··· RECORDS SHOWN

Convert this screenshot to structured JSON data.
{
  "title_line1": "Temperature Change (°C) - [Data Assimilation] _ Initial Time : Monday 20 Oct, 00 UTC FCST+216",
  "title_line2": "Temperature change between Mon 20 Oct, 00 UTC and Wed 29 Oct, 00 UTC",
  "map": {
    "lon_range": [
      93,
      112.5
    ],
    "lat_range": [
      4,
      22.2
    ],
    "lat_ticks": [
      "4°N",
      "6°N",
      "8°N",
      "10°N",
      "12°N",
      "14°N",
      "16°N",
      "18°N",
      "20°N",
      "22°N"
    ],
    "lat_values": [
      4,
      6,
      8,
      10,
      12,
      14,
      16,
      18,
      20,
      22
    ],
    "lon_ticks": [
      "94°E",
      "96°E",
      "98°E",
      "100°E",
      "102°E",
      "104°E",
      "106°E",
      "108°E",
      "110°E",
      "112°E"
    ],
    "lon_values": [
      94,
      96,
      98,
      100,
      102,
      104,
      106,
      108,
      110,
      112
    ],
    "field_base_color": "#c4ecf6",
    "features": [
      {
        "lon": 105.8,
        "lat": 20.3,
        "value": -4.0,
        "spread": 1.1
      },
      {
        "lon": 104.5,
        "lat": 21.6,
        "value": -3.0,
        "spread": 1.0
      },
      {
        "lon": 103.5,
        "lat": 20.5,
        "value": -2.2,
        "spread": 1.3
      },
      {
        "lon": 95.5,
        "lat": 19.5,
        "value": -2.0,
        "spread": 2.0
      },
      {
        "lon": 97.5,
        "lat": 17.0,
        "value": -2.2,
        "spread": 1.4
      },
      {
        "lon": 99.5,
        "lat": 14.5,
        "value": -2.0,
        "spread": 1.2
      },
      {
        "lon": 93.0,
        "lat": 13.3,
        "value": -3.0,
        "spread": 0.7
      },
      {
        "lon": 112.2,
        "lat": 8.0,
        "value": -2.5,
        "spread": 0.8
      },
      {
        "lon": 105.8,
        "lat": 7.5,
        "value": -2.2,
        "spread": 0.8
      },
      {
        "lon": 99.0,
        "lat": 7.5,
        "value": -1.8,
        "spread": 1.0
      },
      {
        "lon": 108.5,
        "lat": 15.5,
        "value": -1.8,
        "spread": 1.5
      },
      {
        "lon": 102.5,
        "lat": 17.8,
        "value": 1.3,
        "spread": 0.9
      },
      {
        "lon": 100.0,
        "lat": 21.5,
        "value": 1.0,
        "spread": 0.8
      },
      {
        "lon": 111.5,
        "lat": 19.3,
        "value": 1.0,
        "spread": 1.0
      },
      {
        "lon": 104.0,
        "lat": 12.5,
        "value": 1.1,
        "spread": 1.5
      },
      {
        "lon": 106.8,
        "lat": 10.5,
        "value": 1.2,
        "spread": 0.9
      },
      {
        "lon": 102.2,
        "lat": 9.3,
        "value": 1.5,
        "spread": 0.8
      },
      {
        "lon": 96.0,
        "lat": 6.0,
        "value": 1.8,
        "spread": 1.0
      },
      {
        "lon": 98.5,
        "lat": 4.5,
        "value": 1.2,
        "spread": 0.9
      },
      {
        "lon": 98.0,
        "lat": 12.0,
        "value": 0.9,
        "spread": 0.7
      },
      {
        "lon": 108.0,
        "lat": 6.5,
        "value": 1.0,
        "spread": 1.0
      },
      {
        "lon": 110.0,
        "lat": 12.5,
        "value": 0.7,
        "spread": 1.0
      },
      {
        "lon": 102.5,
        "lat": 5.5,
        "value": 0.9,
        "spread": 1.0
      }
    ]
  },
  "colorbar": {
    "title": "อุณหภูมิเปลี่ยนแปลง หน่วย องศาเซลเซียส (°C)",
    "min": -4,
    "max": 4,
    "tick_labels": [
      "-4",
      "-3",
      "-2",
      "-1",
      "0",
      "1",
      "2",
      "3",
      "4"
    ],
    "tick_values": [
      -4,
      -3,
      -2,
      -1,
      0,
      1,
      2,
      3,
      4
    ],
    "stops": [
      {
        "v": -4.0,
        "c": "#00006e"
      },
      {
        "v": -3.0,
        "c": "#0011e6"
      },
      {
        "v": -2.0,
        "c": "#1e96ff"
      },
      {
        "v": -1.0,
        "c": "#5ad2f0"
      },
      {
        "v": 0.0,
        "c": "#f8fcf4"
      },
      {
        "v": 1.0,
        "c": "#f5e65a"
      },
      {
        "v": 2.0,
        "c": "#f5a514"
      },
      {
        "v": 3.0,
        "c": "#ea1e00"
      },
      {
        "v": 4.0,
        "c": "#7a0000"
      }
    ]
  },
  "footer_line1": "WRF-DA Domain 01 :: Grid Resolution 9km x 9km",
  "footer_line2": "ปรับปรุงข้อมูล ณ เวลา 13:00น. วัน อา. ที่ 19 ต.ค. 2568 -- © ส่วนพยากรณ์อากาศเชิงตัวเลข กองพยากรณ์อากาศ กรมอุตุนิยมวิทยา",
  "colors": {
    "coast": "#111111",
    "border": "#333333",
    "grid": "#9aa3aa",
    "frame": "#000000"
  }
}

······

WHAT YOU WILL DO:
Using the listing above, please repeat every entry exactly.

SOLUTION FOR THIS PROBLEM:
Convert this screenshot to structured JSON data.
{
  "title_line1": "Temperature Change (°C) - [Data Assimilation] _ Initial Time : Monday 20 Oct, 00 UTC FCST+216",
  "title_line2": "Temperature change between Mon 20 Oct, 00 UTC and Wed 29 Oct, 00 UTC",
  "map": {
    "lon_range": [
      93,
      112.5
    ],
    "lat_range": [
      4,
      22.2
    ],
    "lat_ticks": [
      "4°N",
      "6°N",
      "8°N",
      "10°N",
      "12°N",
      "14°N",
      "16°N",
      "18°N",
      "20°N",
      "22°N"
    ],
    "lat_values": [
      4,
      6,
      8,
      10,
      12,
      14,
      16,
      18,
      20,
      22
    ],
    "lon_ticks": [
      "94°E",
      "96°E",
      "98°E",
      "100°E",
      "102°E",
      "104°E",
      "106°E",
      "108°E",
      "110°E",
      "112°E"
    ],
    "lon_values": [
      94,
      96,
      98,
      100,
      102,
      104,
      106,
      108,
      110,
      112
    ],
    "field_base_color": "#c4ecf6",
    "features": [
      {
        "lon": 105.8,
        "lat": 20.3,
        "value": -4.0,
        "spread": 1.1
      },
      {
        "lon": 104.5,
        "lat": 21.6,
        "value": -3.0,
        "spread": 1.0
      },
      {
        "lon": 103.5,
        "lat": 20.5,
        "value": -2.2,
        "spread": 1.3
      },
      {
        "lon": 95.5,
        "lat": 19.5,
        "value": -2.0,
        "spread": 2.0
      },
      {
        "lon": 97.5,
        "lat": 17.0,
        "value": -2.2,
        "spread": 1.4
      },
      {
        "lon": 99.5,
        "lat": 14.5,
        "value": -2.0,
        "spread": 1.2
      },
      {
        "lon": 93.0,
        "lat": 13.3,
        "value": -3.0,
        "spread": 0.7
      },
      {
        "lon": 112.2,
        "lat": 8.0,
        "value": -2.5,
        "spread": 0.8
      },
      {
        "lon": 105.8,
        "lat": 7.5,
        "value": -2.2,
        "spread": 0.8
      },
      {
        "lon": 99.0,
        "lat": 7.5,
        "value": -1.8,
        "spread": 1.0
      },
      {
        "lon": 108.5,
        "lat": 15.5,
        "value": -1.8,
        "spread": 1.5
      },
      {
        "lon": 102.5,
        "lat": 17.8,
        "value": 1.3,
        "spread": 0.9
      },
      {
        "lon": 100.0,
        "lat": 21.5,
        "value": 1.0,
        "spread": 0.8
      },
      {
        "lon": 111.5,
        "lat": 19.3,
        "value": 1.0,
        "spread": 1.0
      },
      {
        "lon": 104.0,
        "lat": 12.5,
        "value": 1.1,
        "spread": 1.5
      },
      {
        "lon": 106.8,
        "lat": 10.5,
        "value": 1.2,
        "spread": 0.9
      },
      {
        "lon": 102.2,
        "lat": 9.3,
        "value": 1.5,
        "spread": 0.8
      },
      {
        "lon": 96.0,
        "lat": 6.0,
        "value": 1.8,
        "spread": 1.0
      },
      {
        "lon": 98.5,
        "lat": 4.5,
        "value": 1.2,
        "spread": 0.9
      },
      {
        "lon": 98.0,
        "lat": 12.0,
        "value": 0.9,
        "spread": 0.7
      },
      {
        "lon": 108.0,
        "lat": 6.5,
        "value": 1.0,
        "spread": 1.0
      },
      {
        "lon": 110.0,
        "lat": 12.5,
        "value": 0.7,
        "spread": 1.0
      },
      {
        "lon": 102.5,
        "lat": 5.5,
        "value": 0.9,
        "spread": 1.0
      }
    ]
  },
  "colorbar": {
    "title": "อุณหภูมิเปลี่ยนแปลง หน่วย องศาเซลเซียส (°C)",
    "min": -4,
    "max": 4,
    "tick_labels": [
      "-4",
      "-3",
      "-2",
      "-1",
      "0",
      "1",
      "2",
      "3",
      "4"
    ],
    "tick_values": [
      -4,
      -3,
      -2,
      -1,
      0,
      1,
      2,
      3,
      4
    ],
    "stops": [
      {
        "v": -4.0,
        "c": "#00006e"
      },
      {
        "v": -3.0,
        "c": "#0011e6"
      },
      {
        "v": -2.0,
        "c": "#1e96ff"
      },
      {
        "v": -1.0,
        "c": "#5ad2f0"
      },
      {
        "v": 0.0,
        "c": "#f8fcf4"
      },
      {
        "v": 1.0,
        "c": "#f5e65a"
      },
      {
        "v": 2.0,
        "c": "#f5a514"
      },
      {
        "v": 3.0,
        "c": "#ea1e00"
      },
      {
        "v": 4.0,
        "c": "#7a0000"
      }
    ]
  },
  "footer_line1": "WRF-DA Domain 01 :: Grid Resolution 9km x 9km",
  "footer_line2": "ปรับปรุงข้อมูล ณ เวลา 13:00น. วัน อา. ที่ 19 ต.ค. 2568 -- © ส่วนพยากรณ์อากาศเชิงตัวเลข กองพยากรณ์อากาศ กรมอุตุนิยมวิทยา",
  "colors": {
    "coast": "#111111",
    "border": "#333333",
    "grid": "#9aa3aa",
    "frame": "#000000"
  }
}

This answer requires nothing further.